Work instructions: Please repeat, word for word, the part of the author biographies below that opens with the words "Small’s research interests" and closes with "Press, 2010).".

— START Quoted text —

Mario Luis Small is Professor of Sociology and the College at the University of Chicago.
Small’s research interests include urban poverty, inequality, culture, networks, case study
methods, and higher education. His books include Villa Victoria: The Transformation of
Social Capital in a Boston Barrio (University of Chicago Press, 2004) and Unanticipated
Gains: Origins of Network Inequality in Everyday Life (Oxford University Press, 2009).

David J. Harding is Assistant Professor of Sociology and Assistant Research Scientist at the
Population Studies Center at the University of Michigan, Ann Arbor. Harding’s research
interests include inequality, urban poverty, neighborhood effects, quantitative and qualitative
methodologies, and prisoner reentry. His books include Rampage: The Social Roots of
School Shootings (with Newman, Fox, Mehta, and Roth, Basic Books, 2004) and Living the
Drama: Community, Conflict, and Culture among Inner-City Boys (University of Chicago
Press, 2010).

— END Quoted text —
— START Stored records —

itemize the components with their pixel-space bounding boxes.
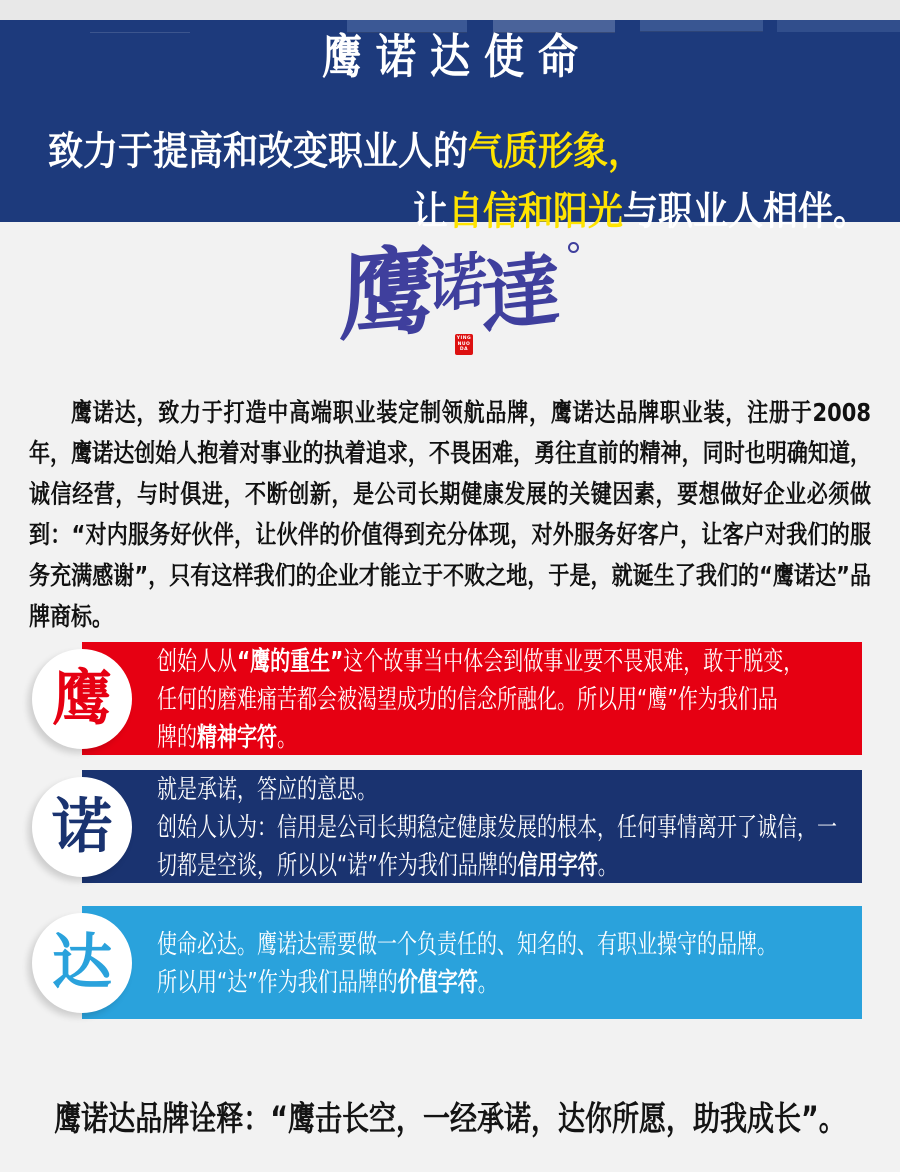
banner-segment: 这个故事当中体会到做事业要不畏艰难，敢于脱变，	[343, 644, 804, 677]
trademark-circle-icon	[568, 242, 579, 253]
banner-circle-da	[32, 913, 132, 1013]
banner-segment: 。	[277, 720, 297, 753]
logo-char-ying: 鹰	[338, 233, 436, 355]
banner-segment: 。	[597, 848, 618, 881]
mission-line-1	[48, 121, 900, 177]
banner-circle-char: 鹰	[52, 663, 112, 734]
intro-paragraph: 鹰诺达，致力于打造中高端职业装定制领航品牌，鹰诺达品牌职业装，注册于2008年，鹰诺达创始人抱着对事业的执着追求，不畏困难，勇往直前的精神，同时也明确知道，诚信经营，与时俱进，不断创新，是公司长期健康发展的关键因素，要想做好企业必须做到：“对内服务好伙伴，让伙伴的价值得到充分体现，对外服务好客户，让客户对我们的服务充满感谢”，只有这样我们的企业才能立于不败之地，于是，就诞生了我们的“鹰诺达”品牌商标。	[29, 398, 871, 631]
seal-line: NUO	[457, 341, 471, 347]
mission-line-2-highlight: 自信和阳光	[447, 189, 623, 235]
banner-line	[157, 957, 862, 1006]
banner-segment: 牌的	[157, 720, 197, 753]
banner-segment-bold: 信用字符	[517, 848, 598, 881]
logo-char-nuo: 诺	[427, 244, 487, 324]
banner-segment-bold: 价值字符	[397, 965, 478, 998]
banner-segment: 使命必达。鹰诺达需要做一个负责任的、知名的、有职业操守的品牌。	[157, 927, 777, 960]
mission-line-1-text: 致力于提高和改变职业人的	[48, 129, 469, 175]
brand-seal-stamp	[455, 334, 473, 355]
banner-circle-char: 诺	[52, 791, 112, 862]
mission-line-2	[0, 181, 868, 237]
brand-banner-nuo	[52, 770, 862, 883]
brand-banner-da	[52, 906, 862, 1019]
brand-logo	[325, 233, 575, 368]
banner-segment-bold: “鹰的重生”	[237, 644, 344, 677]
banner-segment: 所以用“达”作为我们品牌的	[157, 965, 398, 998]
mission-page	[0, 20, 900, 1172]
banner-line	[157, 840, 862, 889]
page-title: 鹰诺达使命	[322, 30, 592, 85]
banner-circle-char: 达	[52, 927, 112, 998]
mission-line-1-highlight: 气质形象，	[468, 129, 644, 175]
banner-segment: 创始人认为：信用是公司长期稳定健康发展的根本，任何事情离开了诚信，一	[157, 810, 837, 843]
seal-line: YING	[456, 336, 472, 341]
banner-text-ying	[82, 642, 862, 756]
banner-circle-nuo	[32, 777, 132, 877]
mission-line-2-text-end: 与职业人相伴。	[622, 189, 868, 235]
banner-circle-ying	[32, 649, 132, 749]
banner-segment: 创始人从	[157, 644, 237, 677]
banner-segment-bold: 精神字符	[197, 720, 277, 753]
banner-segment: 切都是空谈，所以以“诺”作为我们品牌的	[157, 848, 518, 881]
logo-char-da: 達	[480, 241, 562, 346]
banner-text-nuo	[82, 770, 862, 884]
seal-line: DA	[459, 347, 469, 353]
banner-segment: 就是承诺，答应的意思。	[157, 772, 377, 805]
banner-segment: 任何的磨难痛苦都会被渴望成功的信念所融化。所以用“鹰”作为我们品	[157, 682, 778, 715]
brand-banner-ying	[52, 642, 862, 755]
banner-line	[157, 712, 862, 761]
mission-line-2-text-start: 让	[412, 189, 448, 235]
brand-tagline: 鹰诺达品牌诠释：“鹰击长空，一经承诺，达你所愿，助我成长”。	[54, 1099, 846, 1139]
banner-text-da	[82, 925, 862, 1001]
banner-segment: 。	[477, 965, 498, 998]
header-banner	[0, 20, 900, 235]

— END Stored records —

Completed task:
Small’s research interests include urban poverty, inequality, culture, networks, case study
methods, and higher education. His books include Villa Victoria: The Transformation of
Social Capital in a Boston Barrio (University of Chicago Press, 2004) and Unanticipated
Gains: Origins of Network Inequality in Everyday Life (Oxford University Press, 2009).

David J. Harding is Assistant Professor of Sociology and Assistant Research Scientist at the
Population Studies Center at the University of Michigan, Ann Arbor. Harding’s research
interests include inequality, urban poverty, neighborhood effects, quantitative and qualitative
methodologies, and prisoner reentry. His books include Rampage: The Social Roots of
School Shootings (with Newman, Fox, Mehta, and Roth, Basic Books, 2004) and Living the
Drama: Community, Conflict, and Culture among Inner-City Boys (University of Chicago
Press, 2010).